Rows from a figure dataset:

%%

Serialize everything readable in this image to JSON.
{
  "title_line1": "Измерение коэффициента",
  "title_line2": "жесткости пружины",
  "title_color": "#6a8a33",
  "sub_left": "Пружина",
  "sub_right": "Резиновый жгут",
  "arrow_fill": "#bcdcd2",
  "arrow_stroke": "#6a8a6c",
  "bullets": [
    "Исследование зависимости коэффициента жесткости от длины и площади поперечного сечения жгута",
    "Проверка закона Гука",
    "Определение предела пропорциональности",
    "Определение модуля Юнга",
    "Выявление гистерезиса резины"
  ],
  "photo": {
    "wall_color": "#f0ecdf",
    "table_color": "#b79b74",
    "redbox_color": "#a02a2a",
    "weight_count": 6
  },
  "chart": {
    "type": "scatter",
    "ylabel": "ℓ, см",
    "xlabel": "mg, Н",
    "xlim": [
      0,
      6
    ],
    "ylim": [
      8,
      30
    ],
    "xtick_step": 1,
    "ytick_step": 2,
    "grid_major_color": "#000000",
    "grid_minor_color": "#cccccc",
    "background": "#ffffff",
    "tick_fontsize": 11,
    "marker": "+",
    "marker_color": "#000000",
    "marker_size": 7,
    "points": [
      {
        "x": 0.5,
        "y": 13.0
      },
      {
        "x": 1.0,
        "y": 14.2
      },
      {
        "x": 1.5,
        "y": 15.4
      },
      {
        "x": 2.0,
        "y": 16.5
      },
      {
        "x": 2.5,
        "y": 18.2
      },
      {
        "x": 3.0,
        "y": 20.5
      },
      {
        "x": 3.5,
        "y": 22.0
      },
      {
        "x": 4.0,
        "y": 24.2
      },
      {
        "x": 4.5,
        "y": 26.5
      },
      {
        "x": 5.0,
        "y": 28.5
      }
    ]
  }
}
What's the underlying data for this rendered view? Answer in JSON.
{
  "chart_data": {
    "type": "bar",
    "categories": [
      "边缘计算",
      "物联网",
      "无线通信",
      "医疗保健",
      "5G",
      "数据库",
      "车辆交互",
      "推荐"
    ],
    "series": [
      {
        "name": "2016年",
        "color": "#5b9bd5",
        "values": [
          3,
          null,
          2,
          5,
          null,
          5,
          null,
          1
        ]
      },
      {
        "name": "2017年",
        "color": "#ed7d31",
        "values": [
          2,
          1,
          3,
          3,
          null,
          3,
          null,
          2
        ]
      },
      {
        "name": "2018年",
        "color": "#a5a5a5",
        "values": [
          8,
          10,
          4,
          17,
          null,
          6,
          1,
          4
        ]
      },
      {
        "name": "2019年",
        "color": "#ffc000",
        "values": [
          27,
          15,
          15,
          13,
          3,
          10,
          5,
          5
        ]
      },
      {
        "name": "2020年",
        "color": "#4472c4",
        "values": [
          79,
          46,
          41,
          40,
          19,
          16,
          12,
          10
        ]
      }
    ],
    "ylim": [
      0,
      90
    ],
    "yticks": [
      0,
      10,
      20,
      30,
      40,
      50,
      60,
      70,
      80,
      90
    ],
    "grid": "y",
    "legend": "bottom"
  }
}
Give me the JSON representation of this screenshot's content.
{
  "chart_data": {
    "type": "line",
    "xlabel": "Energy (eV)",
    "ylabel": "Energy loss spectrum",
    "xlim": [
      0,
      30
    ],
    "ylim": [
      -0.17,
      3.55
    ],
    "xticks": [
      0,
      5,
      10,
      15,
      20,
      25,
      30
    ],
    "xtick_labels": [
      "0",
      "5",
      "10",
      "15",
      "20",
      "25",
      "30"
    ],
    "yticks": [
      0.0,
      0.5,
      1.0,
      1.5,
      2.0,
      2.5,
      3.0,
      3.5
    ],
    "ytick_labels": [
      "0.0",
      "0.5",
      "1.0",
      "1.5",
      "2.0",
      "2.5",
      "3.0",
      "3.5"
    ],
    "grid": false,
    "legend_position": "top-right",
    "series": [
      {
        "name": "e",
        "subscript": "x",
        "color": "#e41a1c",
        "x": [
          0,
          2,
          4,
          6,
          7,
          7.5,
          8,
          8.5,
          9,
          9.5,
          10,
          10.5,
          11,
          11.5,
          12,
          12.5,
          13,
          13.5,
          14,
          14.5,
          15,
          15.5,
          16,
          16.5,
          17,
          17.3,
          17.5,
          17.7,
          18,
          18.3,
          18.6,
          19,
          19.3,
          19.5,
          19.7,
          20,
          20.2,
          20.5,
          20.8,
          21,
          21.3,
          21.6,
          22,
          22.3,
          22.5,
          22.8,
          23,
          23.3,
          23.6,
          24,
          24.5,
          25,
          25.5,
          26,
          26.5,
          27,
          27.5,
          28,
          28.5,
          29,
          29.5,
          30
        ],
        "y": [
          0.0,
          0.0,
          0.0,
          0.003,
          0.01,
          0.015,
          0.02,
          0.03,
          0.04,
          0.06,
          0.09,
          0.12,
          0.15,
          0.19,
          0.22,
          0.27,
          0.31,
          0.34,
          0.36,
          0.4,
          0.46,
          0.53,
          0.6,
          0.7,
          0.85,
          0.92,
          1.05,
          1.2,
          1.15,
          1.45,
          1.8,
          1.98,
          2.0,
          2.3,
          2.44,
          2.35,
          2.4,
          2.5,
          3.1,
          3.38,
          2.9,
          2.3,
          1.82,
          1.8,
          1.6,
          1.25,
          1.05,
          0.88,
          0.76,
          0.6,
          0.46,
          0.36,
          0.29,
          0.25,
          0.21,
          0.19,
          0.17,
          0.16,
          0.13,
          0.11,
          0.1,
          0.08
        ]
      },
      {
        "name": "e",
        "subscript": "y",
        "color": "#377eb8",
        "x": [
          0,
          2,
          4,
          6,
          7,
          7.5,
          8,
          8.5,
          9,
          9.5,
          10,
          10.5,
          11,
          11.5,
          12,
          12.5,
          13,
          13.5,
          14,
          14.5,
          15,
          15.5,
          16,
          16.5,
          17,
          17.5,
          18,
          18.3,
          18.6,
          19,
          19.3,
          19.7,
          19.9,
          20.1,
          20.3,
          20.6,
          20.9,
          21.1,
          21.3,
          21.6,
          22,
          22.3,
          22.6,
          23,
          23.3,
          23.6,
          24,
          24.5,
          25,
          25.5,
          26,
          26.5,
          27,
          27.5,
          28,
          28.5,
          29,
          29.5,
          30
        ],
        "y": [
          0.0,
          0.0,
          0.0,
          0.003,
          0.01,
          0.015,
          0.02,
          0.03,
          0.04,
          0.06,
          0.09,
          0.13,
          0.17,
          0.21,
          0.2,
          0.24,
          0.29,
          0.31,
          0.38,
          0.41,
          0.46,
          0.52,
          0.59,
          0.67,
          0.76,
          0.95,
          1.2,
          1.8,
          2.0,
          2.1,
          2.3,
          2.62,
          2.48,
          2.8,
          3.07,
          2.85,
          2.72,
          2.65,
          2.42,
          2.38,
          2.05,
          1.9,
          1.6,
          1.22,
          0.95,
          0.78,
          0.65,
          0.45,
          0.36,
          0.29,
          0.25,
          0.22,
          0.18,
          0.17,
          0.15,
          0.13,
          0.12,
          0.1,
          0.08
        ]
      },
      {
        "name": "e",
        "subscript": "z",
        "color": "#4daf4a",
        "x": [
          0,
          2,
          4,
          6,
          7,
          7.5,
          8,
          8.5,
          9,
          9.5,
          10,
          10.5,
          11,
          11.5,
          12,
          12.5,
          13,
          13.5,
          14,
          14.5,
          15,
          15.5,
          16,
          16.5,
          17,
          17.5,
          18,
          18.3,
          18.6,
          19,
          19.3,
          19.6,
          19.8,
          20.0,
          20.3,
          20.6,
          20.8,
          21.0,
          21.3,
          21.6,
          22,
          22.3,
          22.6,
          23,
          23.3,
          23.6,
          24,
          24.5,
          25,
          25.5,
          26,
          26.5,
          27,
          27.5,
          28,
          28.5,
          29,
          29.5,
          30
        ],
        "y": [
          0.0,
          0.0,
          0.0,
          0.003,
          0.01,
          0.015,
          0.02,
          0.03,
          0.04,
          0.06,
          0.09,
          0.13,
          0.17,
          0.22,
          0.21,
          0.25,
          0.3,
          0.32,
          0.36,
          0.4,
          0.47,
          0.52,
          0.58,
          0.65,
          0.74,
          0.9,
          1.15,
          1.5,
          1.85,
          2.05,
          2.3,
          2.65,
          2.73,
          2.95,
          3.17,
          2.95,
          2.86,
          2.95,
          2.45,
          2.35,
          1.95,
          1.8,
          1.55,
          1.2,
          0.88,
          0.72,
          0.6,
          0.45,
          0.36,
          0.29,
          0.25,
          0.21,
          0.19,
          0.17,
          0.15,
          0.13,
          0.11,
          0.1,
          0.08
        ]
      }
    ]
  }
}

%%

#### [Required work]
How many lines of the listing include the string "Определение"? Answer with the number alone.

#### [Task output]
2